→ WRITTEN TASK:
Return each line of the data below exactly, omitting any pictures.

→ INPUT ROWS:
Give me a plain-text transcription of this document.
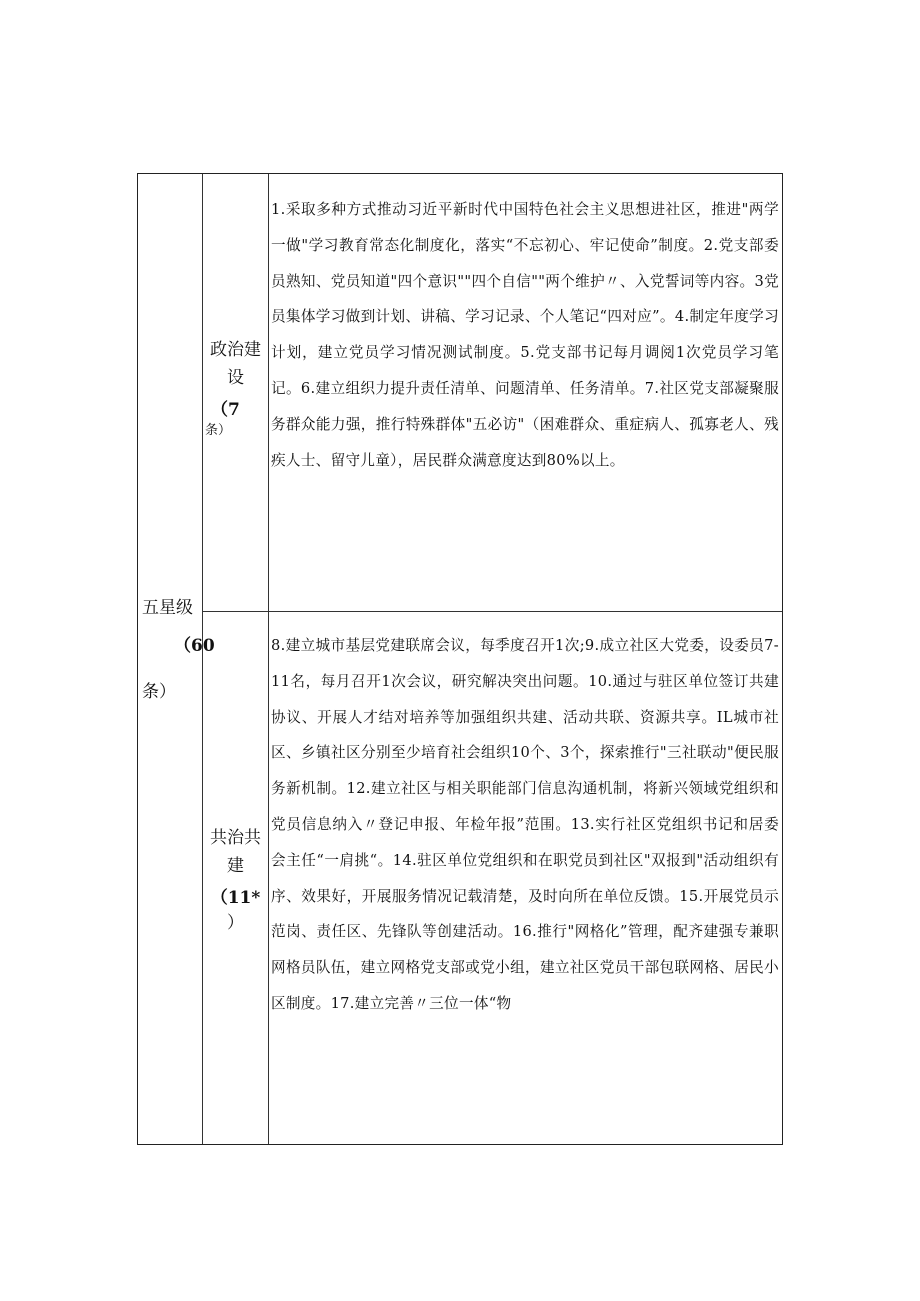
五星级
（60
条）
政治建
设
（7
条）

1.采取多种方式推动习近平新时代中国特色社会主义思想进社区，推进"两学一做"学习教育常态化制度化，落实“不忘初心、牢记使命”制度。2.党支部委员熟知、党员知道"四个意识""四个自信""两个维护〃、入党誓词等内容。3党员集体学习做到计划、讲稿、学习记录、个人笔记“四对应”。4.制定年度学习计划，建立党员学习情况测试制度。5.党支部书记每月调阅1次党员学习笔记。6.建立组织力提升责任清单、问题清单、任务清单。7.社区党支部凝聚服务群众能力强，推行特殊群体"五必访"（困难群众、重症病人、孤寡老人、残疾人士、留守儿童），居民群众满意度达到80%以上。

共治共
建
（11*
）

8.建立城市基层党建联席会议，每季度召开1次;9.成立社区大党委，设委员7-11名，每月召开1次会议，研究解决突出问题。10.通过与驻区单位签订共建协议、开展人才结对培养等加强组织共建、活动共联、资源共享。IL城市社区、乡镇社区分别至少培育社会组织10个、3个，探索推行"三社联动"便民服务新机制。12.建立社区与相关职能部门信息沟通机制，将新兴领域党组织和党员信息纳入〃登记申报、年检年报”范围。13.实行社区党组织书记和居委会主任“一肩挑“。14.驻区单位党组织和在职党员到社区"双报到"活动组织有序、效果好，开展服务情况记载清楚，及时向所在单位反馈。15.开展党员示范岗、责任区、先锋队等创建活动。16.推行"网格化”管理，配齐建强专兼职网格员队伍，建立网格党支部或党小组，建立社区党员干部包联网格、居民小区制度。17.建立完善〃三位一体“物
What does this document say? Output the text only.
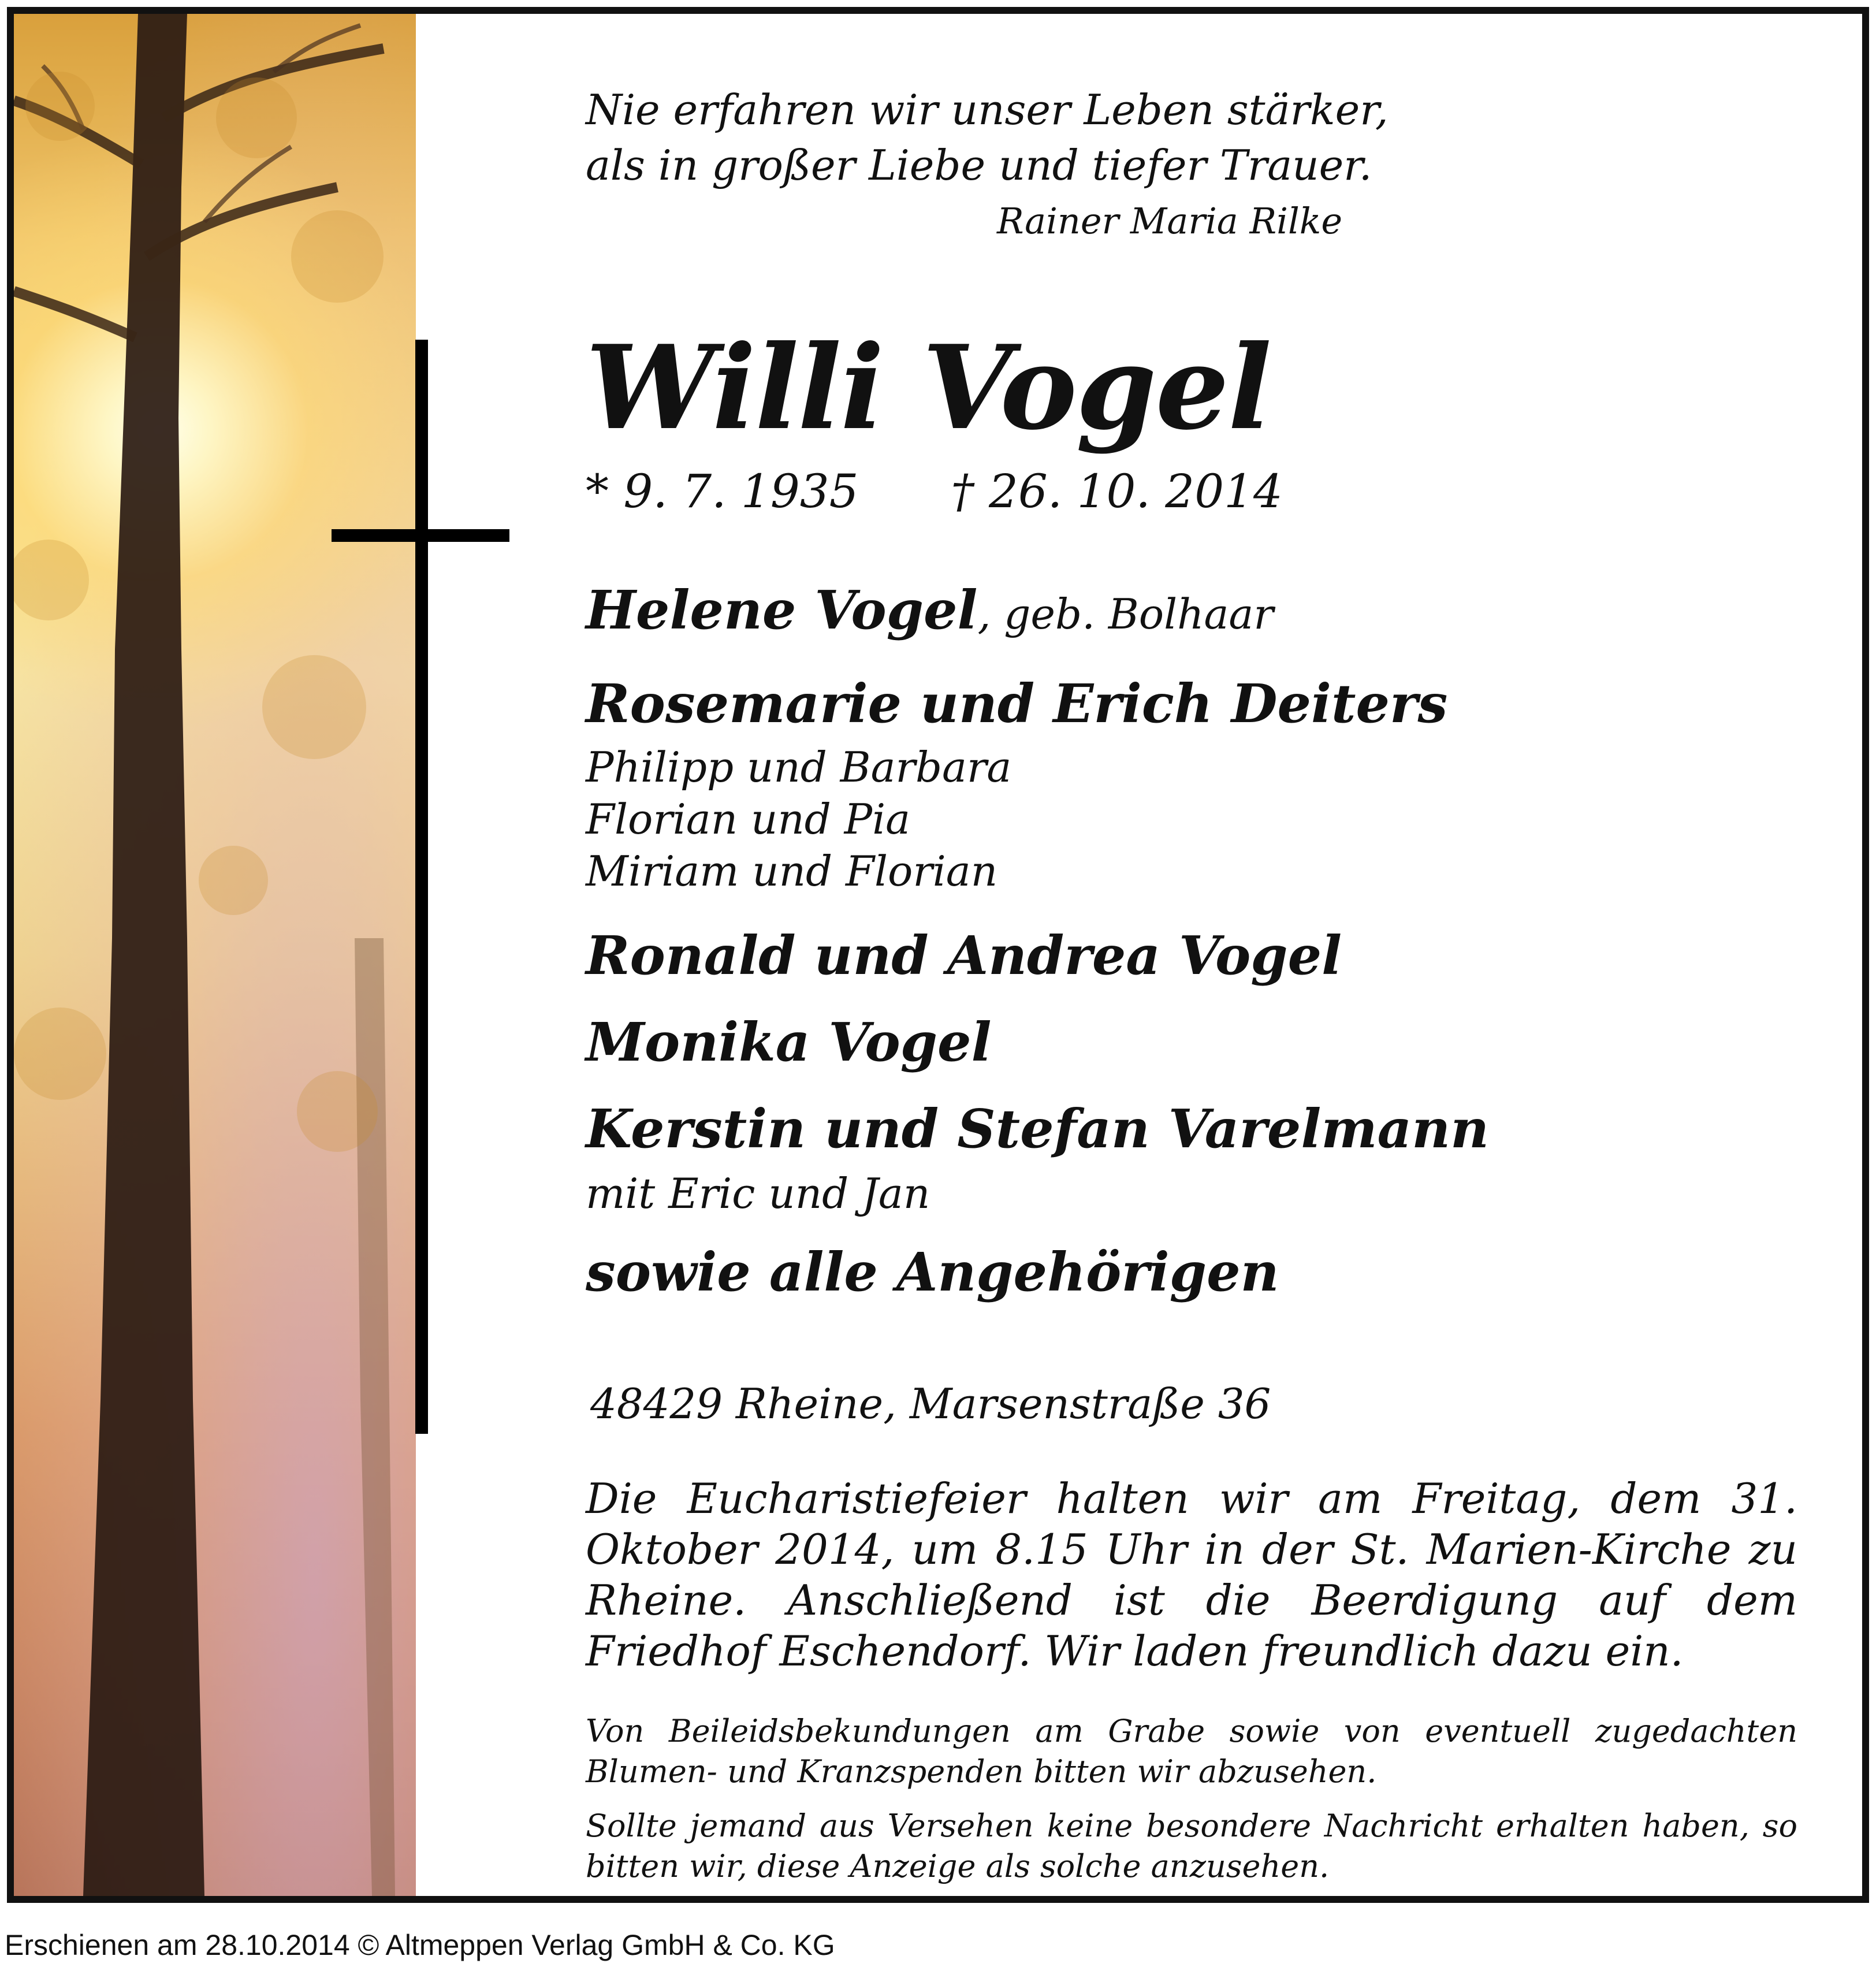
Nie erfahren wir unser Leben stärker,
als in großer Liebe und tiefer Trauer.
Rainer Maria Rilke
Willi Vogel
* 9. 7. 1935 † 26. 10. 2014
Helene Vogel, geb. Bolhaar
Rosemarie und Erich Deiters
Philipp und Barbara
Florian und Pia
Miriam und Florian
Ronald und Andrea Vogel
Monika Vogel
Kerstin und Stefan Varelmann
mit Eric und Jan
sowie alle Angehörigen
48429 Rheine, Marsenstraße 36
Die Eucharistiefeier halten wir am Freitag, dem 31. Oktober 2014, um 8.15 Uhr in der St. Marien-Kirche zu Rheine. Anschließend ist die Beerdigung auf dem Friedhof Eschendorf. Wir laden freundlich dazu ein.
Von Beileidsbekundungen am Grabe sowie von eventuell zugedachten Blumen- und Kranzspenden bitten wir abzusehen.
Sollte jemand aus Versehen keine besondere Nachricht erhalten haben, so bitten wir, diese Anzeige als solche anzusehen.
Erschienen am 28.10.2014 © Altmeppen Verlag GmbH & Co. KG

→ SOLUTION TO THIS EXERCISE:
Give me a plain-text transcription of this document.
五星级
（60
条）
政治建
设
（7
条）

1.采取多种方式推动习近平新时代中国特色社会主义思想进社区，推进"两学一做"学习教育常态化制度化，落实“不忘初心、牢记使命”制度。2.党支部委员熟知、党员知道"四个意识""四个自信""两个维护〃、入党誓词等内容。3党员集体学习做到计划、讲稿、学习记录、个人笔记“四对应”。4.制定年度学习计划，建立党员学习情况测试制度。5.党支部书记每月调阅1次党员学习笔记。6.建立组织力提升责任清单、问题清单、任务清单。7.社区党支部凝聚服务群众能力强，推行特殊群体"五必访"（困难群众、重症病人、孤寡老人、残疾人士、留守儿童），居民群众满意度达到80%以上。

共治共
建
（11*
）

8.建立城市基层党建联席会议，每季度召开1次;9.成立社区大党委，设委员7-11名，每月召开1次会议，研究解决突出问题。10.通过与驻区单位签订共建协议、开展人才结对培养等加强组织共建、活动共联、资源共享。IL城市社区、乡镇社区分别至少培育社会组织10个、3个，探索推行"三社联动"便民服务新机制。12.建立社区与相关职能部门信息沟通机制，将新兴领域党组织和党员信息纳入〃登记申报、年检年报”范围。13.实行社区党组织书记和居委会主任“一肩挑“。14.驻区单位党组织和在职党员到社区"双报到"活动组织有序、效果好，开展服务情况记载清楚，及时向所在单位反馈。15.开展党员示范岗、责任区、先锋队等创建活动。16.推行"网格化”管理，配齐建强专兼职网格员队伍，建立网格党支部或党小组，建立社区党员干部包联网格、居民小区制度。17.建立完善〃三位一体“物
What does this document say? Output the text only.
Nie erfahren wir unser Leben stärker,
als in großer Liebe und tiefer Trauer.
Rainer Maria Rilke
Willi Vogel
* 9. 7. 1935 † 26. 10. 2014
Helene Vogel, geb. Bolhaar
Rosemarie und Erich Deiters
Philipp und Barbara
Florian und Pia
Miriam und Florian
Ronald und Andrea Vogel
Monika Vogel
Kerstin und Stefan Varelmann
mit Eric und Jan
sowie alle Angehörigen
48429 Rheine, Marsenstraße 36
Die Eucharistiefeier halten wir am Freitag, dem 31. Oktober 2014, um 8.15 Uhr in der St. Marien-Kirche zu Rheine. Anschließend ist die Beerdigung auf dem Friedhof Eschendorf. Wir laden freundlich dazu ein.
Von Beileidsbekundungen am Grabe sowie von eventuell zugedachten Blumen- und Kranzspenden bitten wir abzusehen.
Sollte jemand aus Versehen keine besondere Nachricht erhalten haben, so bitten wir, diese Anzeige als solche anzusehen.
Erschienen am 28.10.2014 © Altmeppen Verlag GmbH & Co. KG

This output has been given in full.